* What is needed
Within the material below, find each line bearing the word "гражданину" and present it.

* Listed entries

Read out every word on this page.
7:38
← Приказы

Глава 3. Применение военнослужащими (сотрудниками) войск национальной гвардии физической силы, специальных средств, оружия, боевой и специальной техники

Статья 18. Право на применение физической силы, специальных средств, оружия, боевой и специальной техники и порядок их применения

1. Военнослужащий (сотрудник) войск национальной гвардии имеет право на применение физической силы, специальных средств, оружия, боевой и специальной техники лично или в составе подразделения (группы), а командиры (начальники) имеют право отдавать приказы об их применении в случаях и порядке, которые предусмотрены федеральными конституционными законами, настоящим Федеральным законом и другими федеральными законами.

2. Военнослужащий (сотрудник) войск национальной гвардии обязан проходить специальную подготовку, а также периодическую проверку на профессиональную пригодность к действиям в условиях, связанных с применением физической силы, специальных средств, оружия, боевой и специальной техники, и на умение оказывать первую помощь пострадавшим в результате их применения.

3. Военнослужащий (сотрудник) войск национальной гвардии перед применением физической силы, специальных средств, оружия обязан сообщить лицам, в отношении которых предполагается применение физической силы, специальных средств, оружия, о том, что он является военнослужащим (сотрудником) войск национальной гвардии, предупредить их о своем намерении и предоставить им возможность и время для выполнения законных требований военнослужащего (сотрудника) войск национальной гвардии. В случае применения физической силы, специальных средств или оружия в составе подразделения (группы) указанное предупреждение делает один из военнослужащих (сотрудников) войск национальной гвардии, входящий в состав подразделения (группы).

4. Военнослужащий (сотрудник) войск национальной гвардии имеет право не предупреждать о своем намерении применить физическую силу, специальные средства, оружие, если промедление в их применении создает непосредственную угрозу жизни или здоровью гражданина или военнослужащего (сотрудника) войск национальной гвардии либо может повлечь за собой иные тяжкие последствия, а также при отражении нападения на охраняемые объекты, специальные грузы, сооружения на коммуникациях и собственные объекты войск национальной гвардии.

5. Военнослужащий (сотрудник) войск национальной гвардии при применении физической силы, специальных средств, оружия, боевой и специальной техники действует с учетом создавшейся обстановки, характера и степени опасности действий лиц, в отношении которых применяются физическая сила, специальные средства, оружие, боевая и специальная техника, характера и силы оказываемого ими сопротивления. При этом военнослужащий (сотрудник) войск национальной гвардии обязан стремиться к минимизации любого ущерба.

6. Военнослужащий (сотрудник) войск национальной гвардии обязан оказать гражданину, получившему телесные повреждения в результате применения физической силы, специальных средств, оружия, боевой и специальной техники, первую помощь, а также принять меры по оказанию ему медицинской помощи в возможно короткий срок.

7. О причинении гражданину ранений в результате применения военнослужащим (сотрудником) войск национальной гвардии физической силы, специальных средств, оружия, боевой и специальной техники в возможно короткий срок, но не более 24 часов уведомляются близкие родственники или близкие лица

* Finished answer
6. Военнослужащий (сотрудник) войск национальной гвардии обязан оказать гражданину, получившему телесные повреждения в результате применения физической силы, специальных средств, оружия, боевой и специальной техники, первую помощь, а также принять меры по оказанию ему медицинской помощи в возможно короткий срок.
7. О причинении гражданину ранений в результате применения военнослужащим (сотрудником) войск национальной гвардии физической силы, специальных средств, оружия, боевой и специальной техники в возможно короткий срок, но не более 24 часов уведомляются близкие родственники или близкие лица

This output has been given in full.